◆ Problem description ◆
Reproduce each line bearing the word "juegos".

[Extracted data entries]
────
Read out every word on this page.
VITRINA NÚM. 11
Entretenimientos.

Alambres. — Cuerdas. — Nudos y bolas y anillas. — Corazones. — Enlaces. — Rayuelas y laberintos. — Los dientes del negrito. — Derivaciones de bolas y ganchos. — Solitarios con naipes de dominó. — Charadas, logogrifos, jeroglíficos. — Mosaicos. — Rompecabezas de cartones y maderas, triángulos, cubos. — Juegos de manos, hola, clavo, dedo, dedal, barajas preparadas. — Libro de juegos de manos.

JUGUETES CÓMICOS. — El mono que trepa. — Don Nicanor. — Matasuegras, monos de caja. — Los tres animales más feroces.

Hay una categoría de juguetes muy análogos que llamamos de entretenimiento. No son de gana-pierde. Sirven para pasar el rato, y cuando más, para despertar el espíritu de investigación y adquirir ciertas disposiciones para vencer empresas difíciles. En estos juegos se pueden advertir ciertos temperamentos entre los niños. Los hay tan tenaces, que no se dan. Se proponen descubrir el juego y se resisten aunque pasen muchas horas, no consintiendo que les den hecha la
────
◆ Exercise response ◆
Alambres. — Cuerdas. — Nudos y bolas y anillas. — Corazones. — Enlaces. — Rayuelas y laberintos. — Los dientes del negrito. — Derivaciones de bolas y ganchos. — Solitarios con naipes de dominó. — Charadas, logogrifos, jeroglíficos. — Mosaicos. — Rompecabezas de cartones y maderas, triángulos, cubos. — Juegos de manos, hola, clavo, dedo, dedal, barajas preparadas. — Libro de juegos de manos.
Hay una categoría de juguetes muy análogos que llamamos de entretenimiento. No son de gana-pierde. Sirven para pasar el rato, y cuando más, para despertar el espíritu de investigación y adquirir ciertas disposiciones para vencer empresas difíciles. En estos juegos se pueden advertir ciertos temperamentos entre los niños. Los hay tan tenaces, que no se dan. Se proponen descubrir el juego y se resisten aunque pasen muchas horas, no consintiendo que les den hecha la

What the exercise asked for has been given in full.